▸ **TAREAS**
A – Sustituye "inflación" por "subida de precios" en el pasaje del texto de origen que comienza en "Acceder a la" y acaba en "compras con tarjeta.", y escribe ese pasaje completo.
B – Indica si cada una de estas afirmaciones concuerda con el texto de origen y responde sí o no, citando literalmente las palabras del texto que lo deciden: (i) El nivel de endeudamiento del país está por debajo del 50%. (ii) Argentina supera a Chile en inversión extranjera directa. (iii) Se plantea eliminar de una sola vez las trabas a las importaciones.

▸ **TEXTO DE ORIGEN**
Acceder a la financiación internacional a tasas aceptables sería una oportunidad atractiva para un país con un bajo nivel de endeudamiento (inferior al 50%), con un bajo servicio de deuda y cuyos problemas económicos está más referidos a su menguante competitividad, cuyos signos más visibles son la inflación y la subida de salarios, los costes de importación de energía o la caída de las exportaciones, unido a la importación de bienes y servicios por los argentinos mediante compras con tarjeta.
En un clima de confianza y estabilidad, el desmantelamiento gradual del complejo entramado de trabas a las importaciones, a las exportaciones y a la compra de dólares por parte de las empresas y, también, de regímenes reguladores altamente discrecionales, configurarían, a medio plazo, un clima de previsibilidad favorable a la inversión tanto nacional como extranjera (Argentina se encuentra detrás de Chile y de Colombia y a la par de Perú en IED).

▸ **FILAS GUARDADAS**
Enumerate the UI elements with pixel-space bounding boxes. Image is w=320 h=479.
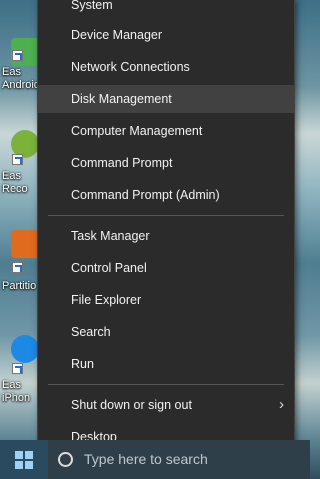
menu-item-command-prompt[interactable]: Command Prompt	[38, 149, 294, 177]
menu-item-shut-down-or-sign-out[interactable]: Shut down or sign out ›	[38, 391, 294, 419]
icon-label: Android	[2, 79, 40, 91]
taskbar-search-box[interactable]: Type here to search	[48, 440, 310, 479]
icon-label: Reco	[2, 183, 28, 195]
shortcut-arrow-icon	[12, 154, 23, 165]
menu-item-computer-management[interactable]: Computer Management	[38, 117, 294, 145]
start-button[interactable]	[0, 440, 48, 479]
menu-item-search[interactable]: Search	[38, 318, 294, 346]
shortcut-arrow-icon	[12, 50, 23, 61]
icon-label: Eas	[2, 170, 21, 182]
icon-label: iPhon	[2, 392, 31, 404]
shortcut-arrow-icon	[12, 363, 23, 374]
shortcut-arrow-icon	[12, 262, 23, 273]
windows-logo-icon	[15, 451, 33, 469]
winx-context-menu: System Device Manager Network Connection…	[37, 0, 295, 460]
app-icon	[11, 230, 39, 258]
menu-item-device-manager[interactable]: Device Manager	[38, 21, 294, 49]
cortana-circle-icon	[58, 452, 73, 467]
chevron-right-icon: ›	[279, 396, 284, 413]
menu-separator	[48, 215, 284, 216]
search-placeholder: Type here to search	[84, 451, 208, 467]
taskbar: Type here to search	[0, 440, 310, 479]
menu-item-command-prompt-admin[interactable]: Command Prompt (Admin)	[38, 181, 294, 209]
menu-item-disk-management[interactable]: Disk Management	[38, 85, 294, 113]
menu-item-system[interactable]: System	[38, 0, 294, 19]
icon-label: Eas	[2, 66, 21, 78]
menu-item-task-manager[interactable]: Task Manager	[38, 222, 294, 250]
menu-separator	[48, 384, 284, 385]
app-icon	[11, 335, 39, 363]
menu-item-control-panel[interactable]: Control Panel	[38, 254, 294, 282]
menu-item-file-explorer[interactable]: File Explorer	[38, 286, 294, 314]
menu-item-network-connections[interactable]: Network Connections	[38, 53, 294, 81]
icon-label: Partitio	[2, 280, 37, 292]
desktop-icons: Eas Android Eas Reco Partitio Eas iPhon	[0, 0, 40, 440]
menu-item-run[interactable]: Run	[38, 350, 294, 378]
icon-label: Eas	[2, 379, 21, 391]
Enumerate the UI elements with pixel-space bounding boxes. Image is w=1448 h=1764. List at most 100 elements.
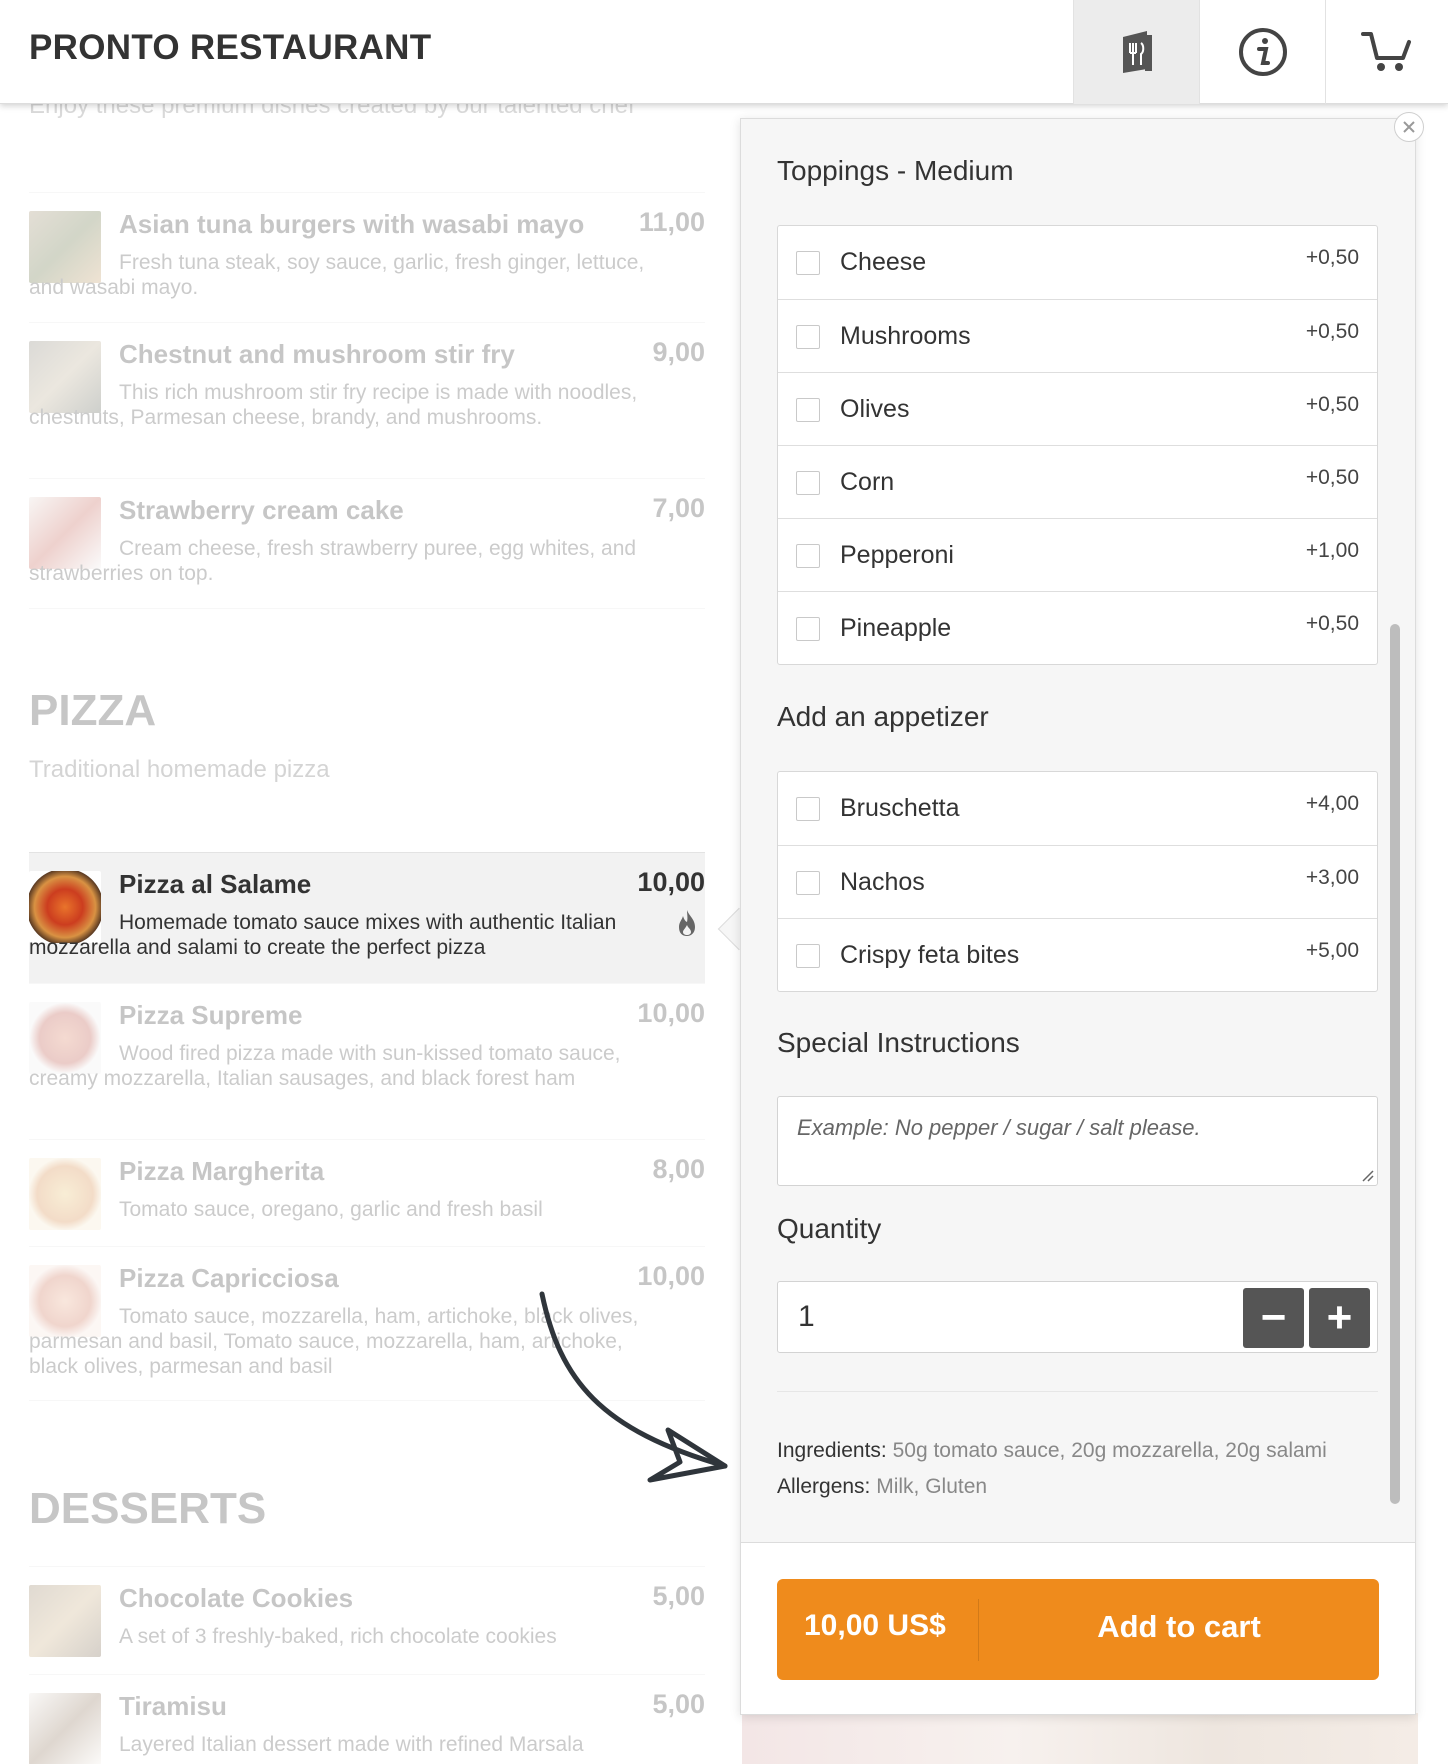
menu-book-icon [1122,31,1152,73]
instructions-placeholder: Example: No pepper / sugar / salt please… [797,1115,1201,1140]
item-description: Layered Italian dessert made with refine… [119,1733,584,1756]
panel-scrollbar[interactable] [1390,624,1400,1504]
item-description: Cream cheese, fresh strawberry puree, eg… [29,537,637,585]
close-button[interactable] [1394,112,1424,142]
checkbox[interactable] [796,251,820,275]
checkbox[interactable] [796,325,820,349]
item-name: Asian tuna burgers with wasabi mayo [119,209,585,239]
item-description: Homemade tomato sauce mixes with authent… [29,911,617,959]
menu-item[interactable]: Pizza Margherita 8,00 Tomato sauce, oreg… [29,1139,705,1246]
item-description: Wood fired pizza made with sun-kissed to… [29,1042,621,1090]
cart-tab-button[interactable] [1325,0,1448,104]
menu-item[interactable]: Tiramisu 5,00 Layered Italian dessert ma… [29,1674,705,1764]
item-name: Tiramisu [119,1691,227,1721]
quantity-stepper: 1 − + [777,1281,1378,1353]
annotation-arrow-icon [539,1291,728,1483]
item-price: 8,00 [652,1154,705,1184]
topping-option[interactable]: Mushrooms +0,50 [778,299,1377,372]
panel-footer: 10,00 US$ Add to cart [741,1542,1415,1714]
quantity-input[interactable]: 1 [798,1300,815,1334]
topping-option[interactable]: Pineapple +0,50 [778,591,1377,664]
item-name: Strawberry cream cake [119,495,404,525]
option-price: +0,50 [1305,246,1359,269]
add-to-cart-button[interactable]: 10,00 US$ Add to cart [777,1579,1379,1680]
checkbox[interactable] [796,544,820,568]
item-price: 11,00 [638,207,705,237]
menu-tab-button[interactable] [1073,0,1199,104]
appetizer-option[interactable]: Nachos +3,00 [778,845,1377,918]
option-label: Olives [840,395,910,423]
item-description: Fresh tuna steak, soy sauce, garlic, fre… [29,251,645,299]
checkbox[interactable] [796,471,820,495]
topping-option[interactable]: Olives +0,50 [778,372,1377,445]
item-description: Tomato sauce, oregano, garlic and fresh … [119,1198,543,1221]
option-price: +3,00 [1305,866,1359,889]
item-name: Pizza Supreme [119,1000,303,1030]
item-price: 7,00 [652,493,705,523]
info-icon [1238,28,1287,76]
restaurant-name[interactable]: PRONTO RESTAURANT [29,28,431,68]
spicy-flame-icon [679,910,695,936]
topping-option[interactable]: Corn +0,50 [778,445,1377,518]
background-image-peek [742,1713,1418,1764]
item-price: 5,00 [652,1689,705,1719]
ingredients-value: 50g tomato sauce, 20g mozzarella, 20g sa… [892,1439,1327,1462]
menu-item[interactable]: Strawberry cream cake 7,00 Cream cheese,… [29,478,705,608]
checkbox[interactable] [796,617,820,641]
menu-item[interactable]: Chocolate Cookies 5,00 A set of 3 freshl… [29,1566,705,1674]
option-label: Corn [840,468,895,496]
option-label: Crispy feta bites [840,941,1020,969]
appetizer-list: Bruschetta +4,00 Nachos +3,00 Crispy fet… [777,771,1378,992]
option-label: Nachos [840,868,925,896]
item-name: Pizza Margherita [119,1156,325,1186]
increase-quantity-button[interactable]: + [1309,1288,1370,1348]
option-price: +0,50 [1305,466,1359,489]
option-price: +1,00 [1305,539,1359,562]
total-price: 10,00 US$ [804,1609,946,1642]
close-icon [1403,121,1415,133]
special-instructions-field[interactable]: Example: No pepper / sugar / salt please… [777,1096,1378,1186]
checkbox[interactable] [796,797,820,821]
cart-icon [1361,32,1411,71]
resize-grip-icon[interactable] [1360,1168,1374,1182]
checkbox[interactable] [796,398,820,422]
allergens-line: Allergens: Milk, Gluten [777,1475,987,1499]
menu-item[interactable]: Asian tuna burgers with wasabi mayo 11,0… [29,192,705,322]
menu-item[interactable]: Chestnut and mushroom stir fry 9,00 This… [29,322,705,478]
option-label: Pepperoni [840,541,954,569]
checkbox[interactable] [796,871,820,895]
info-tab-button[interactable] [1199,0,1325,104]
item-name: Chocolate Cookies [119,1583,354,1613]
option-label: Cheese [840,248,927,276]
allergens-label: Allergens: [777,1475,871,1498]
appetizer-title: Add an appetizer [777,701,989,732]
option-price: +4,00 [1305,792,1359,815]
quantity-title: Quantity [777,1213,882,1244]
decrease-quantity-button[interactable]: − [1243,1288,1304,1348]
checkbox[interactable] [796,944,820,968]
item-description: This rich mushroom stir fry recipe is ma… [29,381,638,429]
option-label: Bruschetta [840,794,960,822]
item-price: 9,00 [652,337,705,367]
toppings-title: Toppings - Medium [777,155,1014,186]
item-price: 10,00 [637,998,705,1028]
menu-item-selected[interactable]: Pizza al Salame 10,00 Homemade tomato sa… [29,852,705,983]
topping-option[interactable]: Cheese +0,50 [778,226,1377,299]
appetizer-option[interactable]: Crispy feta bites +5,00 [778,918,1377,991]
item-description: A set of 3 freshly-baked, rich chocolate… [119,1625,557,1648]
allergens-value: Milk, Gluten [876,1475,988,1498]
category-title-pizza: PIZZA [29,686,157,735]
item-price: 5,00 [652,1581,705,1611]
menu-item[interactable]: Pizza Supreme 10,00 Wood fired pizza mad… [29,983,705,1139]
item-name: Chestnut and mushroom stir fry [119,339,515,369]
ingredients-line: Ingredients: 50g tomato sauce, 20g mozza… [777,1439,1327,1463]
option-label: Pineapple [840,614,952,642]
option-price: +5,00 [1305,939,1359,962]
option-price: +0,50 [1305,320,1359,343]
option-label: Mushrooms [840,322,971,350]
featured-subtitle: Enjoy these premium dishes created by ou… [29,104,635,119]
topping-option[interactable]: Pepperoni +1,00 [778,518,1377,591]
divider [777,1391,1378,1392]
toppings-list: Cheese +0,50 Mushrooms +0,50 Olives +0,5… [777,225,1378,665]
appetizer-option[interactable]: Bruschetta +4,00 [778,772,1377,845]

▸ **SOLUCIONES**
A –
Acceder a la financiación internacional a tasas aceptables sería una oportunidad atractiva para un país con un bajo nivel de endeudamiento (inferior al 50%), con un bajo servicio de deuda y cuyos problemas económicos está más referidos a su menguante competitividad, cuyos signos más visibles son la subida de precios y la subida de salarios, los costes de importación de energía o la caída de las exportaciones, unido a la importación de bienes y servicios por los argentinos mediante compras con tarjeta.

B –
(i) Sí: "con un bajo nivel de endeudamiento (inferior al 50%)".
(ii) No: "Argentina se encuentra detrás de Chile y de Colombia".
(iii) No: "el desmantelamiento gradual del complejo entramado de trabas a las importaciones".